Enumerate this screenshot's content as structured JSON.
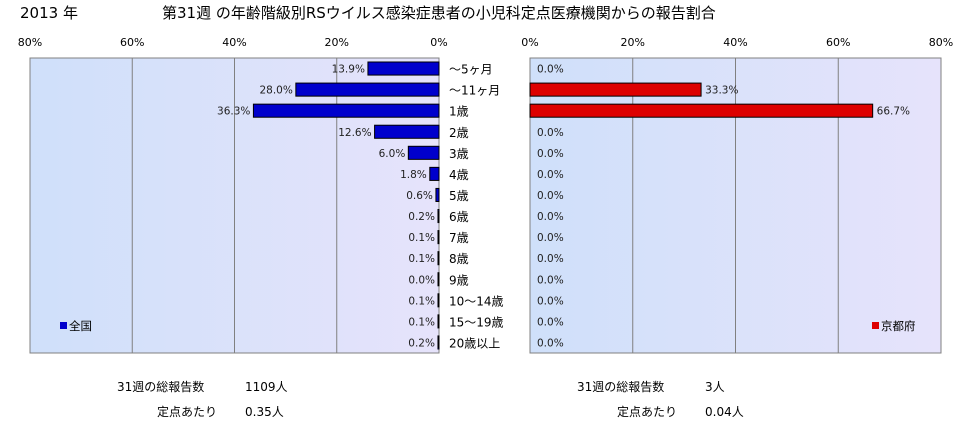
{
  "header": {
    "year": "2013 年",
    "title": "第31週 の年齢階級別RSウイルス感染症患者の小児科定点医療機関からの報告割合"
  },
  "chart_data": [
    {
      "type": "bar",
      "orientation": "horizontal",
      "direction": "leftward",
      "legend": "全国",
      "legend_position": "bottom-left",
      "color": "#0000cc",
      "xlim": [
        0,
        80
      ],
      "ticks": [
        "80%",
        "60%",
        "40%",
        "20%",
        "0%"
      ],
      "categories": [
        "～5ヶ月",
        "～11ヶ月",
        "1歳",
        "2歳",
        "3歳",
        "4歳",
        "5歳",
        "6歳",
        "7歳",
        "8歳",
        "9歳",
        "10～14歳",
        "15～19歳",
        "20歳以上"
      ],
      "values": [
        13.9,
        28.0,
        36.3,
        12.6,
        6.0,
        1.8,
        0.6,
        0.2,
        0.1,
        0.1,
        0.0,
        0.1,
        0.1,
        0.2
      ],
      "labels": [
        "13.9%",
        "28.0%",
        "36.3%",
        "12.6%",
        "6.0%",
        "1.8%",
        "0.6%",
        "0.2%",
        "0.1%",
        "0.1%",
        "0.0%",
        "0.1%",
        "0.1%",
        "0.2%"
      ],
      "grid": true
    },
    {
      "type": "bar",
      "orientation": "horizontal",
      "direction": "rightward",
      "legend": "京都府",
      "legend_position": "bottom-right",
      "color": "#dd0000",
      "xlim": [
        0,
        80
      ],
      "ticks": [
        "0%",
        "20%",
        "40%",
        "60%",
        "80%"
      ],
      "values": [
        0.0,
        33.3,
        66.7,
        0.0,
        0.0,
        0.0,
        0.0,
        0.0,
        0.0,
        0.0,
        0.0,
        0.0,
        0.0,
        0.0
      ],
      "labels": [
        "0.0%",
        "33.3%",
        "66.7%",
        "0.0%",
        "0.0%",
        "0.0%",
        "0.0%",
        "0.0%",
        "0.0%",
        "0.0%",
        "0.0%",
        "0.0%",
        "0.0%",
        "0.0%"
      ],
      "grid": true
    }
  ],
  "footer": {
    "national": {
      "reports_label": "31週の総報告数",
      "reports_value": "1109人",
      "per_site_label": "定点あたり",
      "per_site_value": "0.35人"
    },
    "kyoto": {
      "reports_label": "31週の総報告数",
      "reports_value": "3人",
      "per_site_label": "定点あたり",
      "per_site_value": "0.04人"
    }
  }
}
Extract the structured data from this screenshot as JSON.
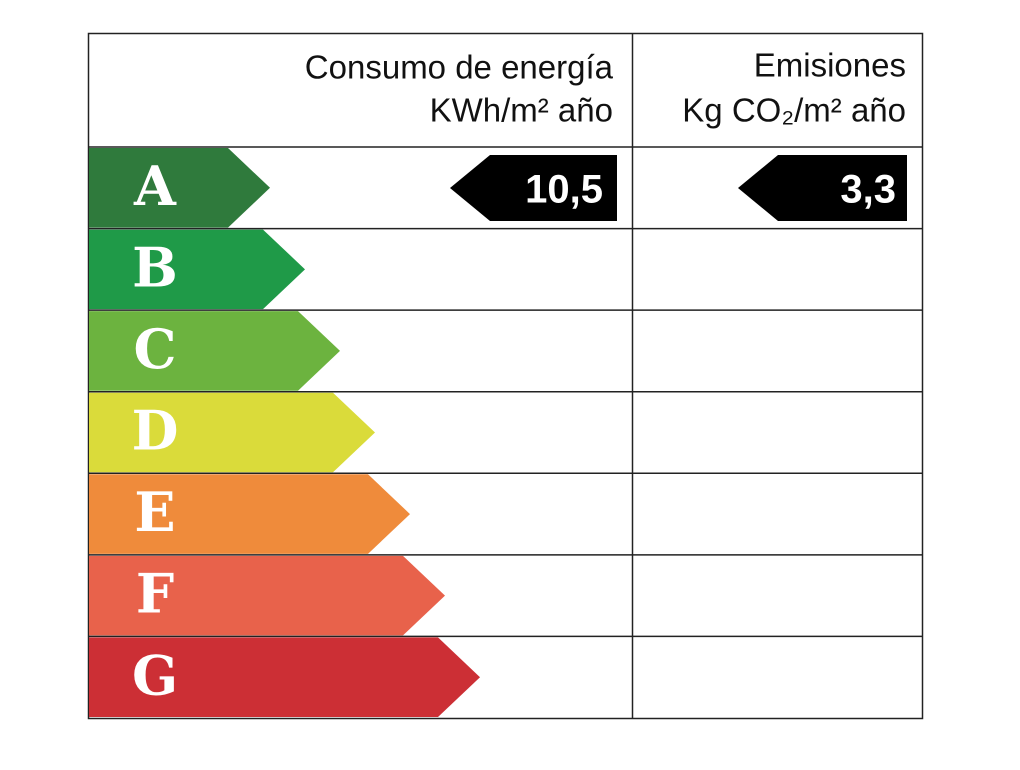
{
  "header": {
    "energy_title": "Consumo de energía",
    "energy_unit": "KWh/m² año",
    "emissions_title": "Emisiones",
    "emissions_unit": "Kg CO₂/m² año"
  },
  "ratings": [
    "A",
    "B",
    "C",
    "D",
    "E",
    "F",
    "G"
  ],
  "energy_value": "10,5",
  "emissions_value": "3,3"
}
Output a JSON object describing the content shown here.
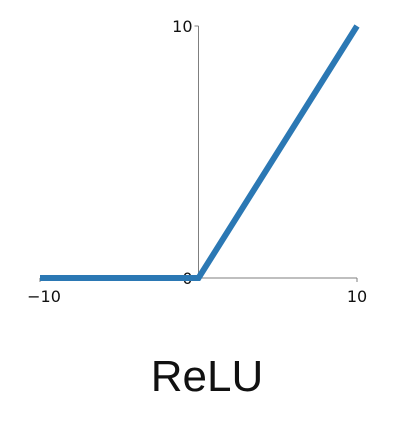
{
  "title": "ReLU",
  "chart_data": {
    "type": "line",
    "title": "ReLU",
    "xlabel": "",
    "ylabel": "",
    "xlim": [
      -10,
      10
    ],
    "ylim": [
      0,
      10
    ],
    "x_ticks": [
      "−10",
      "10"
    ],
    "y_ticks": [
      "10"
    ],
    "origin_label": "0",
    "grid": false,
    "series": [
      {
        "x": [
          -10,
          0,
          10
        ],
        "y": [
          0,
          0,
          10
        ],
        "color": "#2b78b4"
      }
    ]
  }
}
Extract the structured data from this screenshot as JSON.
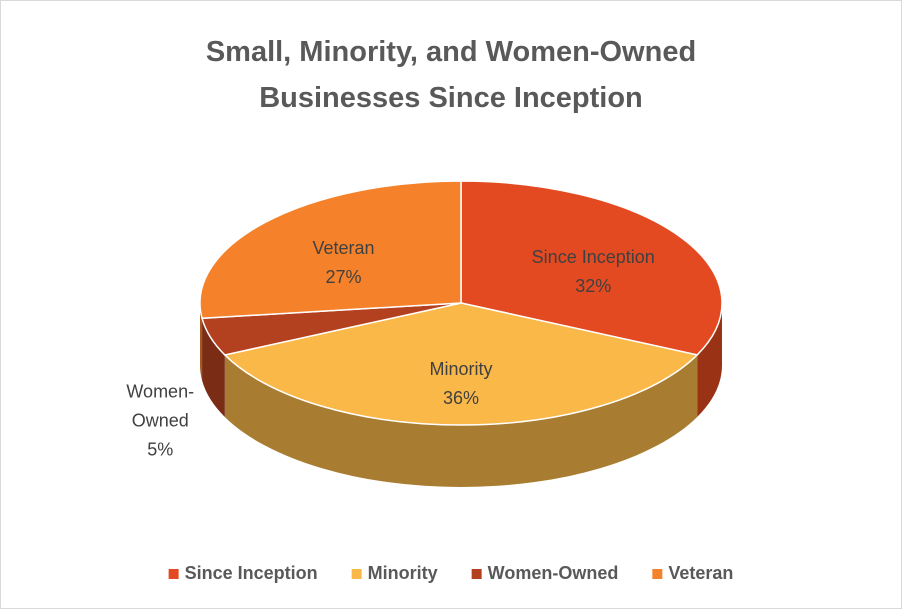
{
  "chart_data": {
    "type": "pie",
    "title": "Small, Minority, and Women-Owned Businesses Since Inception",
    "categories": [
      "Since Inception",
      "Minority",
      "Women-Owned",
      "Veteran"
    ],
    "values": [
      32,
      36,
      5,
      27
    ],
    "value_labels": [
      "32%",
      "36%",
      "5%",
      "27%"
    ],
    "colors": [
      "#e34a21",
      "#f9b848",
      "#b3401f",
      "#f5822a"
    ],
    "legend": "bottom"
  }
}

========

# What you will do:
Leave out the pictures and copy every record above exactly.

# Solved exercise:
Enumerate this screenshot's content as structured JSON.
{
  "header": {
    "year": "2013 年",
    "title": "第31週 の年齢階級別RSウイルス感染症患者の小児科定点医療機関からの報告割合"
  },
  "chart_data": [
    {
      "type": "bar",
      "orientation": "horizontal",
      "direction": "leftward",
      "legend": "全国",
      "legend_position": "bottom-left",
      "color": "#0000cc",
      "xlim": [
        0,
        80
      ],
      "ticks": [
        "80%",
        "60%",
        "40%",
        "20%",
        "0%"
      ],
      "categories": [
        "～5ヶ月",
        "～11ヶ月",
        "1歳",
        "2歳",
        "3歳",
        "4歳",
        "5歳",
        "6歳",
        "7歳",
        "8歳",
        "9歳",
        "10～14歳",
        "15～19歳",
        "20歳以上"
      ],
      "values": [
        13.9,
        28.0,
        36.3,
        12.6,
        6.0,
        1.8,
        0.6,
        0.2,
        0.1,
        0.1,
        0.0,
        0.1,
        0.1,
        0.2
      ],
      "labels": [
        "13.9%",
        "28.0%",
        "36.3%",
        "12.6%",
        "6.0%",
        "1.8%",
        "0.6%",
        "0.2%",
        "0.1%",
        "0.1%",
        "0.0%",
        "0.1%",
        "0.1%",
        "0.2%"
      ],
      "grid": true
    },
    {
      "type": "bar",
      "orientation": "horizontal",
      "direction": "rightward",
      "legend": "京都府",
      "legend_position": "bottom-right",
      "color": "#dd0000",
      "xlim": [
        0,
        80
      ],
      "ticks": [
        "0%",
        "20%",
        "40%",
        "60%",
        "80%"
      ],
      "values": [
        0.0,
        33.3,
        66.7,
        0.0,
        0.0,
        0.0,
        0.0,
        0.0,
        0.0,
        0.0,
        0.0,
        0.0,
        0.0,
        0.0
      ],
      "labels": [
        "0.0%",
        "33.3%",
        "66.7%",
        "0.0%",
        "0.0%",
        "0.0%",
        "0.0%",
        "0.0%",
        "0.0%",
        "0.0%",
        "0.0%",
        "0.0%",
        "0.0%",
        "0.0%"
      ],
      "grid": true
    }
  ],
  "footer": {
    "national": {
      "reports_label": "31週の総報告数",
      "reports_value": "1109人",
      "per_site_label": "定点あたり",
      "per_site_value": "0.35人"
    },
    "kyoto": {
      "reports_label": "31週の総報告数",
      "reports_value": "3人",
      "per_site_label": "定点あたり",
      "per_site_value": "0.04人"
    }
  }
}
Extract the structured data from this screenshot as JSON.
{
  "header": {
    "energy_title": "Consumo de energía",
    "energy_unit": "KWh/m² año",
    "emissions_title": "Emisiones",
    "emissions_unit": "Kg CO₂/m² año"
  },
  "ratings": [
    "A",
    "B",
    "C",
    "D",
    "E",
    "F",
    "G"
  ],
  "energy_value": "10,5",
  "emissions_value": "3,3"
}
Output a JSON object describing the content shown here.
{
  "title": "ReLU",
  "chart_data": {
    "type": "line",
    "title": "ReLU",
    "xlabel": "",
    "ylabel": "",
    "xlim": [
      -10,
      10
    ],
    "ylim": [
      0,
      10
    ],
    "x_ticks": [
      "−10",
      "10"
    ],
    "y_ticks": [
      "10"
    ],
    "origin_label": "0",
    "grid": false,
    "series": [
      {
        "x": [
          -10,
          0,
          10
        ],
        "y": [
          0,
          0,
          10
        ],
        "color": "#2b78b4"
      }
    ]
  }
}
Extract the structured data from this screenshot as JSON.
{
  "chart_data": {
    "type": "pie",
    "title": "Small, Minority, and Women-Owned Businesses Since Inception",
    "categories": [
      "Since Inception",
      "Minority",
      "Women-Owned",
      "Veteran"
    ],
    "values": [
      32,
      36,
      5,
      27
    ],
    "value_labels": [
      "32%",
      "36%",
      "5%",
      "27%"
    ],
    "colors": [
      "#e34a21",
      "#f9b848",
      "#b3401f",
      "#f5822a"
    ],
    "legend": "bottom"
  }
}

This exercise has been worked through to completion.